GIVEN INSTRUCTION: Each line of the listing must be transcribed exactly, except for the images, which should be excluded.

MATERIAL PROVIDED:

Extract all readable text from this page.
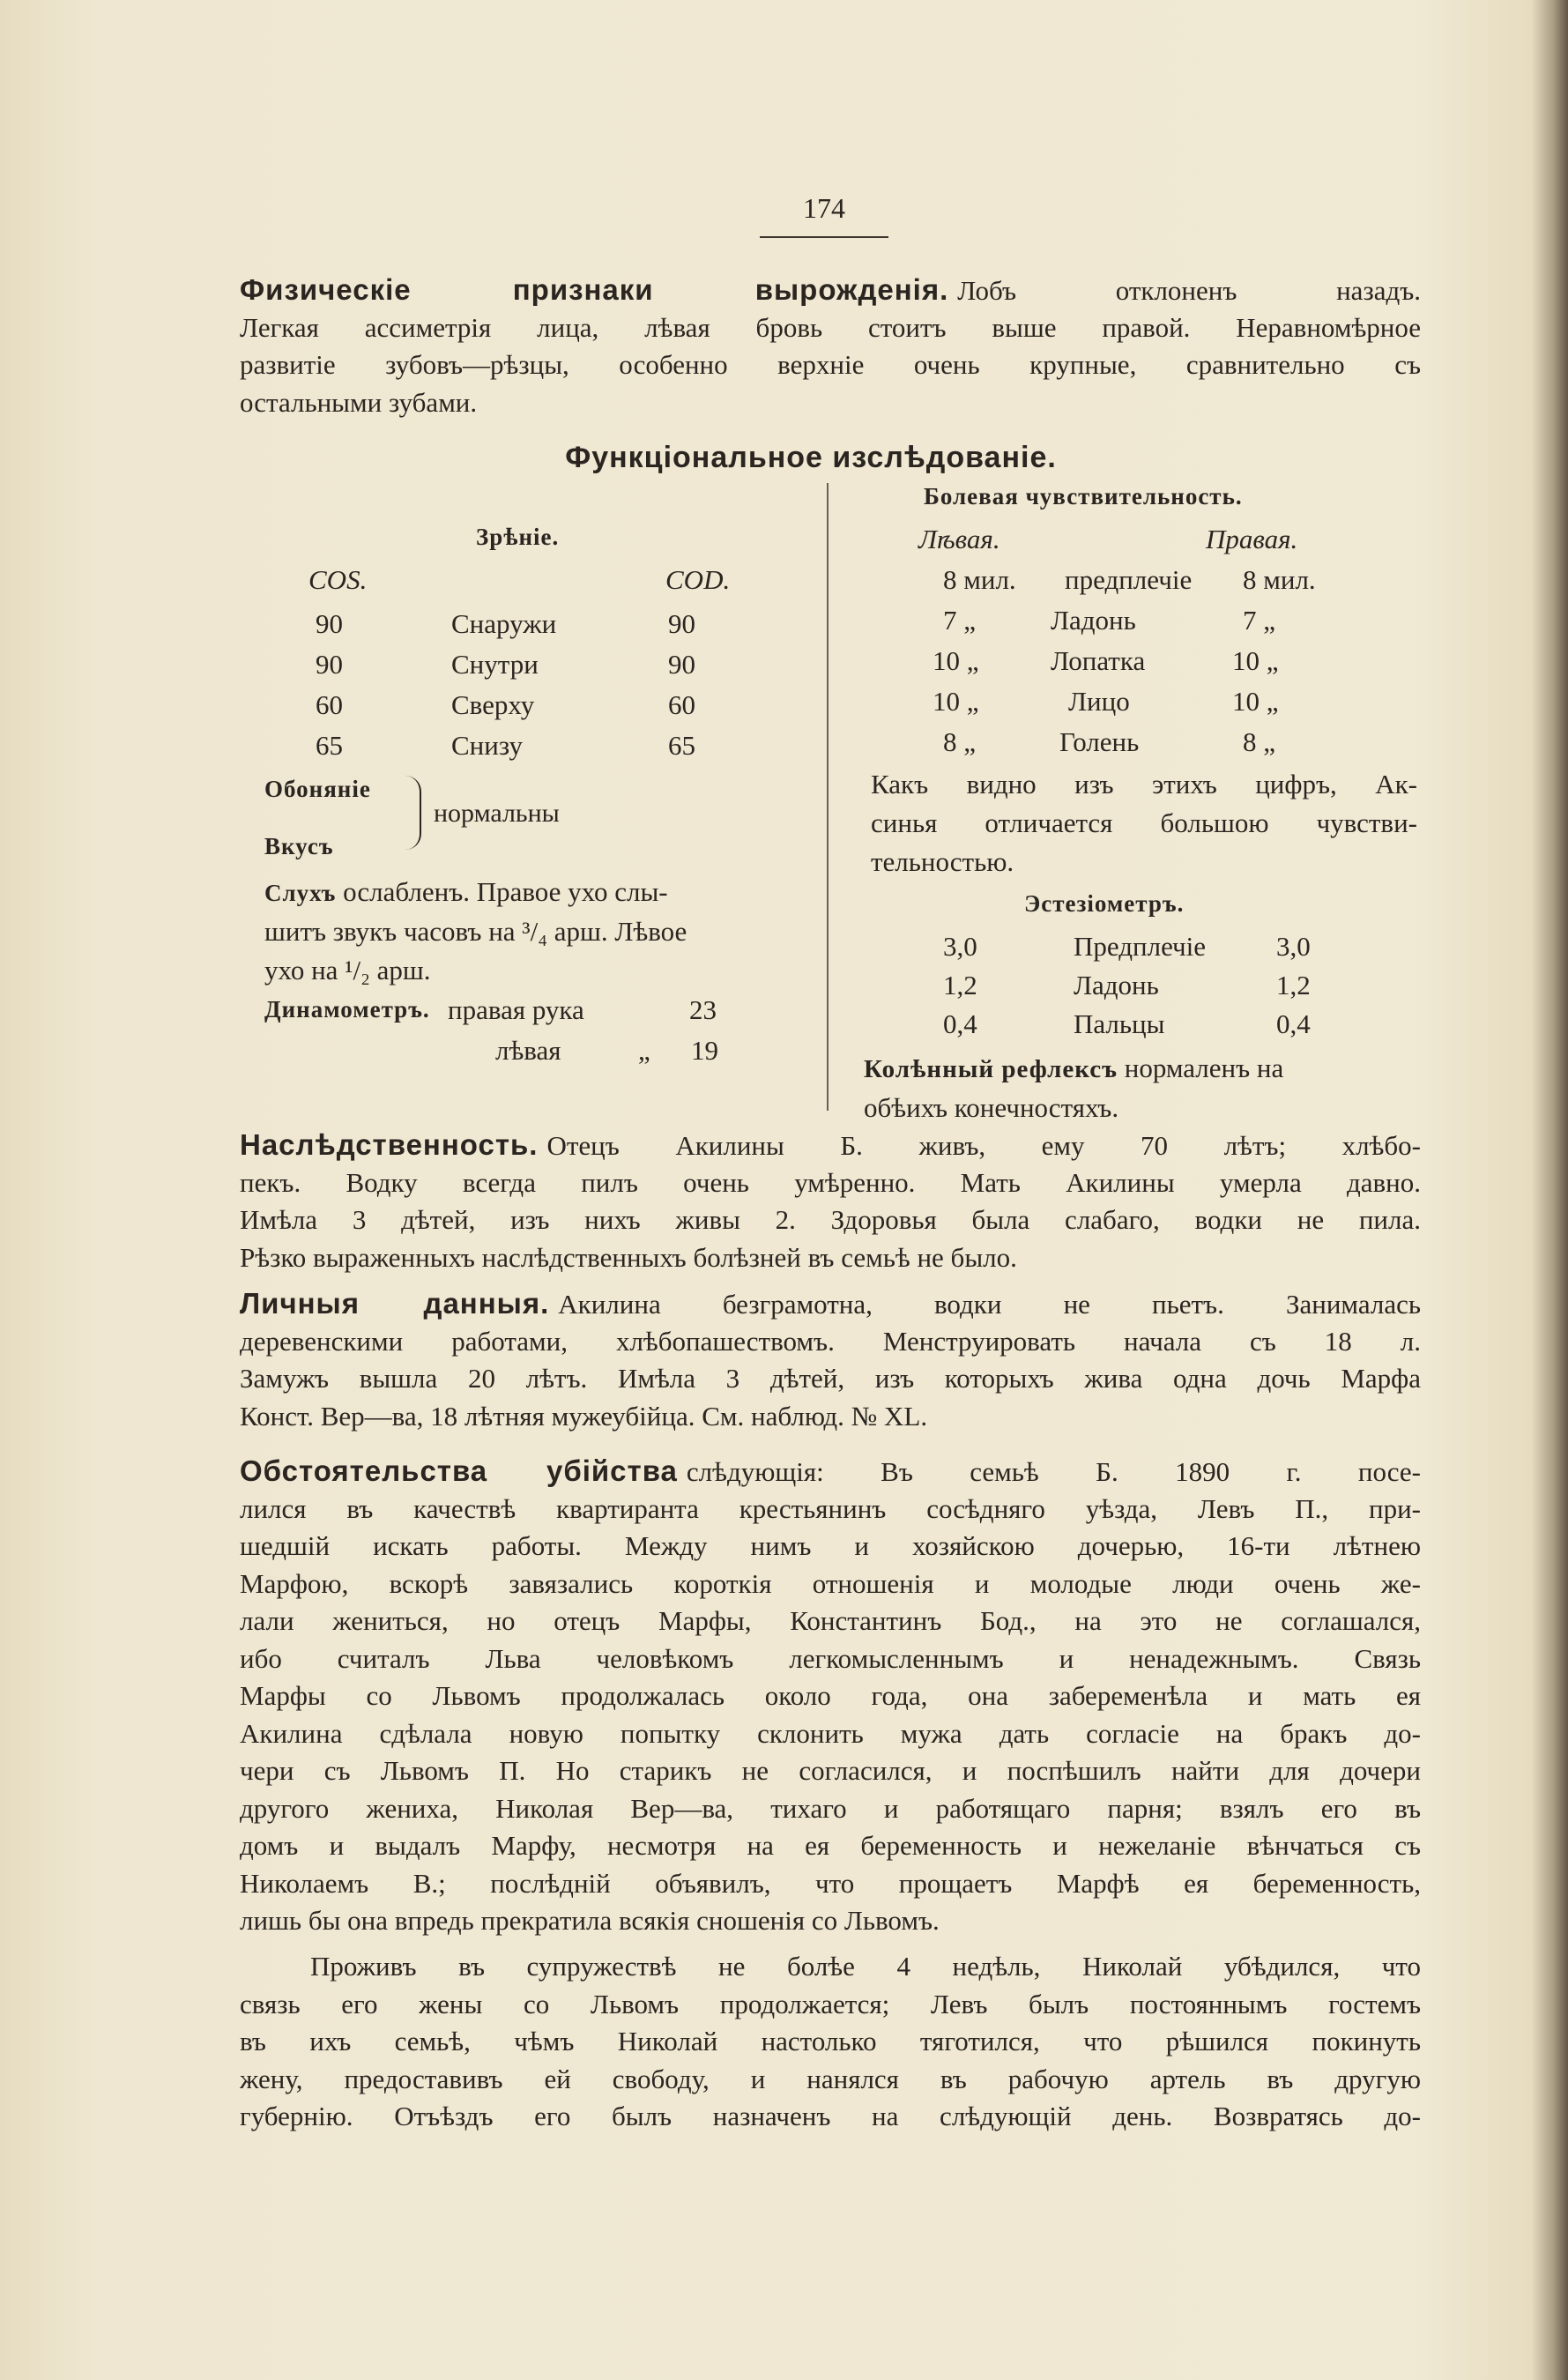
174
Физическіе признаки вырожденія. Лобъ отклоненъ назадъ.
Легкая ассиметрія лица, лѣвая бровь стоитъ выше правой. Неравномѣрное
развитіе зубовъ—рѣзцы, особенно верхніе очень крупные, сравнительно съ
остальными зубами.
Функціональное изслѣдованіе.
Зрѣніе.
COS.	COD.
90	Снаружи	90
90	Снутри	90
60	Сверху	60
65	Снизу	65
Обоняніе
Вкусъ
нормальны
Слухъ ослабленъ. Правое ухо слы-
шитъ звукъ часовъ на ³/₄ арш. Лѣвое
ухо на ¹/₂ арш.
Динамометръ. правая рука	23
лѣвая	„ 19
Болевая чувствительность.
Лѣвая.	Правая.
8 мил. предплечіе 8 мил.
7 „	Ладонь	7 „
10 „	Лопатка	10 „
10 „	Лицо	10 „
8 „	Голень	8 „
Какъ видно изъ этихъ цифръ, Ак-
синья отличается большою чувстви-
тельностью.
Эстезіометръ.
3,0	Предплечіе	3,0
1,2	Ладонь	1,2
0,4	Пальцы	0,4
Колѣнный рефлексъ нормаленъ на
обѣихъ конечностяхъ.
Наслѣдственность. Отецъ Акилины Б. живъ, ему 70 лѣтъ; хлѣбо-
пекъ. Водку всегда пилъ очень умѣренно. Мать Акилины умерла давно.
Имѣла 3 дѣтей, изъ нихъ живы 2. Здоровья была слабаго, водки не пила.
Рѣзко выраженныхъ наслѣдственныхъ болѣзней въ семьѣ не было.
Личныя данныя. Акилина безграмотна, водки не пьетъ. Занималась
деревенскими работами, хлѣбопашествомъ. Менструировать начала съ 18 л.
Замужъ вышла 20 лѣтъ. Имѣла 3 дѣтей, изъ которыхъ жива одна дочь Марфа
Конст. Вер—ва, 18 лѣтняя мужеубійца. См. наблюд. № XL.
Обстоятельства убійства слѣдующія: Въ семьѣ Б. 1890 г. посе-
лился въ качествѣ квартиранта крестьянинъ сосѣдняго уѣзда, Левъ П., при-
шедшій искать работы. Между нимъ и хозяйскою дочерью, 16-ти лѣтнею
Марфою, вскорѣ завязались короткія отношенія и молодые люди очень же-
лали жениться, но отецъ Марфы, Константинъ Бод., на это не соглашался,
ибо считалъ Льва человѣкомъ легкомысленнымъ и ненадежнымъ. Связь
Марфы со Львомъ продолжалась около года, она забеременѣла и мать ея
Акилина сдѣлала новую попытку склонить мужа дать согласіе на бракъ до-
чери съ Львомъ П. Но старикъ не согласился, и поспѣшилъ найти для дочери
другого жениха, Николая Вер—ва, тихаго и работящаго парня; взялъ его въ
домъ и выдалъ Марфу, несмотря на ея беременность и нежеланіе вѣнчаться съ
Николаемъ В.; послѣдній объявилъ, что прощаетъ Марфѣ ея беременность,
лишь бы она впредь прекратила всякія сношенія со Львомъ.
Проживъ въ супружествѣ не болѣе 4 недѣль, Николай убѣдился, что
связь его жены со Львомъ продолжается; Левъ былъ постояннымъ гостемъ
въ ихъ семьѣ, чѣмъ Николай настолько тяготился, что рѣшился покинуть
жену, предоставивъ ей свободу, и нанялся въ рабочую артель въ другую
губернію. Отъѣздъ его былъ назначенъ на слѣдующій день. Возвратясь до-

TASK ANSWER:
Extract all readable text from this page.
174
Физическіе признаки вырожденія. Лобъ отклоненъ назадъ.
Легкая ассиметрія лица, лѣвая бровь стоитъ выше правой. Неравномѣрное
развитіе зубовъ—рѣзцы, особенно верхніе очень крупные, сравнительно съ
остальными зубами.
Функціональное изслѣдованіе.
Зрѣніе.
COS.	COD.
90	Снаружи	90
90	Снутри	90
60	Сверху	60
65	Снизу	65
Обоняніе
Вкусъ
нормальны
Слухъ ослабленъ. Правое ухо слы-
шитъ звукъ часовъ на ³/₄ арш. Лѣвое
ухо на ¹/₂ арш.
Динамометръ. правая рука	23
лѣвая	„ 19
Болевая чувствительность.
Лѣвая.	Правая.
8 мил. предплечіе 8 мил.
7 „	Ладонь	7 „
10 „	Лопатка	10 „
10 „	Лицо	10 „
8 „	Голень	8 „
Какъ видно изъ этихъ цифръ, Ак-
синья отличается большою чувстви-
тельностью.
Эстезіометръ.
3,0	Предплечіе	3,0
1,2	Ладонь	1,2
0,4	Пальцы	0,4
Колѣнный рефлексъ нормаленъ на
обѣихъ конечностяхъ.
Наслѣдственность. Отецъ Акилины Б. живъ, ему 70 лѣтъ; хлѣбо-
пекъ. Водку всегда пилъ очень умѣренно. Мать Акилины умерла давно.
Имѣла 3 дѣтей, изъ нихъ живы 2. Здоровья была слабаго, водки не пила.
Рѣзко выраженныхъ наслѣдственныхъ болѣзней въ семьѣ не было.
Личныя данныя. Акилина безграмотна, водки не пьетъ. Занималась
деревенскими работами, хлѣбопашествомъ. Менструировать начала съ 18 л.
Замужъ вышла 20 лѣтъ. Имѣла 3 дѣтей, изъ которыхъ жива одна дочь Марфа
Конст. Вер—ва, 18 лѣтняя мужеубійца. См. наблюд. № XL.
Обстоятельства убійства слѣдующія: Въ семьѣ Б. 1890 г. посе-
лился въ качествѣ квартиранта крестьянинъ сосѣдняго уѣзда, Левъ П., при-
шедшій искать работы. Между нимъ и хозяйскою дочерью, 16-ти лѣтнею
Марфою, вскорѣ завязались короткія отношенія и молодые люди очень же-
лали жениться, но отецъ Марфы, Константинъ Бод., на это не соглашался,
ибо считалъ Льва человѣкомъ легкомысленнымъ и ненадежнымъ. Связь
Марфы со Львомъ продолжалась около года, она забеременѣла и мать ея
Акилина сдѣлала новую попытку склонить мужа дать согласіе на бракъ до-
чери съ Львомъ П. Но старикъ не согласился, и поспѣшилъ найти для дочери
другого жениха, Николая Вер—ва, тихаго и работящаго парня; взялъ его въ
домъ и выдалъ Марфу, несмотря на ея беременность и нежеланіе вѣнчаться съ
Николаемъ В.; послѣдній объявилъ, что прощаетъ Марфѣ ея беременность,
лишь бы она впредь прекратила всякія сношенія со Львомъ.
Проживъ въ супружествѣ не болѣе 4 недѣль, Николай убѣдился, что
связь его жены со Львомъ продолжается; Левъ былъ постояннымъ гостемъ
въ ихъ семьѣ, чѣмъ Николай настолько тяготился, что рѣшился покинуть
жену, предоставивъ ей свободу, и нанялся въ рабочую артель въ другую
губернію. Отъѣздъ его былъ назначенъ на слѣдующій день. Возвратясь до-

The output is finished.